[WHAT THE TASK ASKS]
Keep only the lines of the listing that include the word "mieltä", and copy them.

[EXTRACTED MATERIAL]
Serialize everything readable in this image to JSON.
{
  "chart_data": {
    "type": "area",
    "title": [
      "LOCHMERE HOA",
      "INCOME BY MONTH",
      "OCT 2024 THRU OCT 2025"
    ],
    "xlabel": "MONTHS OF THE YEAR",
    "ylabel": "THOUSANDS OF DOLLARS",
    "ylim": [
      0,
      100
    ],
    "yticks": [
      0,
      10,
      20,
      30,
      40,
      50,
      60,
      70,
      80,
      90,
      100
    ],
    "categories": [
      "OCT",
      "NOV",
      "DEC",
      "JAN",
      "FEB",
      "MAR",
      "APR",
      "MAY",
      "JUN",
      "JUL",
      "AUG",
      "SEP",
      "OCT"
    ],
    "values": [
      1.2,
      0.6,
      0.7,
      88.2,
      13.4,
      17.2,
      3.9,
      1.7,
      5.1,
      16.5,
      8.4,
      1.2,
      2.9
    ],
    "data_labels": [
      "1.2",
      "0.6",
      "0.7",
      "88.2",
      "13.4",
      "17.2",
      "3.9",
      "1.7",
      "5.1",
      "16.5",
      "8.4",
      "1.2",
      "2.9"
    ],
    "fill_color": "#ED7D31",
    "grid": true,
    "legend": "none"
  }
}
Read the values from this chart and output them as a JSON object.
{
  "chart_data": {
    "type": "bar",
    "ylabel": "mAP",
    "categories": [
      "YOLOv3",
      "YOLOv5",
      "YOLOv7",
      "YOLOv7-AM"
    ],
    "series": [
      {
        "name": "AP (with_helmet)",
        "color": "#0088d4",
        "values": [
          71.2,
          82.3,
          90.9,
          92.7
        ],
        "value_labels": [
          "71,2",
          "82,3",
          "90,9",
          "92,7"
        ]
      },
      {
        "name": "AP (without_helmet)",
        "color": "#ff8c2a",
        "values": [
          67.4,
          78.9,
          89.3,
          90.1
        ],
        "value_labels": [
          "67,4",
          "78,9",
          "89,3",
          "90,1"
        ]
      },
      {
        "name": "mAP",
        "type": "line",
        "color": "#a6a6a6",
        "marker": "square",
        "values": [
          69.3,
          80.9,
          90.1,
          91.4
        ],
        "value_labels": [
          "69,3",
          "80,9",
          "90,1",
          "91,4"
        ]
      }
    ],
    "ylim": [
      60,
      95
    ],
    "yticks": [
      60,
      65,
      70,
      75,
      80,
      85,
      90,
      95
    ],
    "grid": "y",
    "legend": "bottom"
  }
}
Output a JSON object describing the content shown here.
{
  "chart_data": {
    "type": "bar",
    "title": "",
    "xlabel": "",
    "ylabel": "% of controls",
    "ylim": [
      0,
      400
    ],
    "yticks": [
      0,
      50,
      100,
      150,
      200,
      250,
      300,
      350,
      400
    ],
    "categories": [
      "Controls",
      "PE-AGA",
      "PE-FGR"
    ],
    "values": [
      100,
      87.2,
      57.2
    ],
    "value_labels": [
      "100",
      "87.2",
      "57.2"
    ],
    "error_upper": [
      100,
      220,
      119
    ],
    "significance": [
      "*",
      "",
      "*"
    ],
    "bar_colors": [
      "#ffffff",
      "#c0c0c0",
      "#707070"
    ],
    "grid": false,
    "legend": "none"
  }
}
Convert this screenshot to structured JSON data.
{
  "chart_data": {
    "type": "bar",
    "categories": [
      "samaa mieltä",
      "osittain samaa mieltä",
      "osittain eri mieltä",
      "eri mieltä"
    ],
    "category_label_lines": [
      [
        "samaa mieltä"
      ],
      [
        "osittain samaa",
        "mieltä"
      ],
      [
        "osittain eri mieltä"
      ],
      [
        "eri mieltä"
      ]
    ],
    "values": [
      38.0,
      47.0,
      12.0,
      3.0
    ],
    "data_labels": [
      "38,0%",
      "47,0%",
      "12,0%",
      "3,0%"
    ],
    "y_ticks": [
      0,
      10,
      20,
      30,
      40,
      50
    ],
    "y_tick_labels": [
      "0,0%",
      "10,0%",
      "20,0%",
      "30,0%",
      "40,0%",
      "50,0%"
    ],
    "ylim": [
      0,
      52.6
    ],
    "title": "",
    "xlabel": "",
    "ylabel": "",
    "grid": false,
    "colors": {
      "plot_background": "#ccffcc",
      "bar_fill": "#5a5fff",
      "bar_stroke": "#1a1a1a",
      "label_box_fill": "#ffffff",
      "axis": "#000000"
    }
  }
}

[WRITTEN REPLY]
      "samaa mieltä",
      "osittain samaa mieltä",
      "osittain eri mieltä",
      "eri mieltä"
        "samaa mieltä"
        "mieltä"
        "osittain eri mieltä"
        "eri mieltä"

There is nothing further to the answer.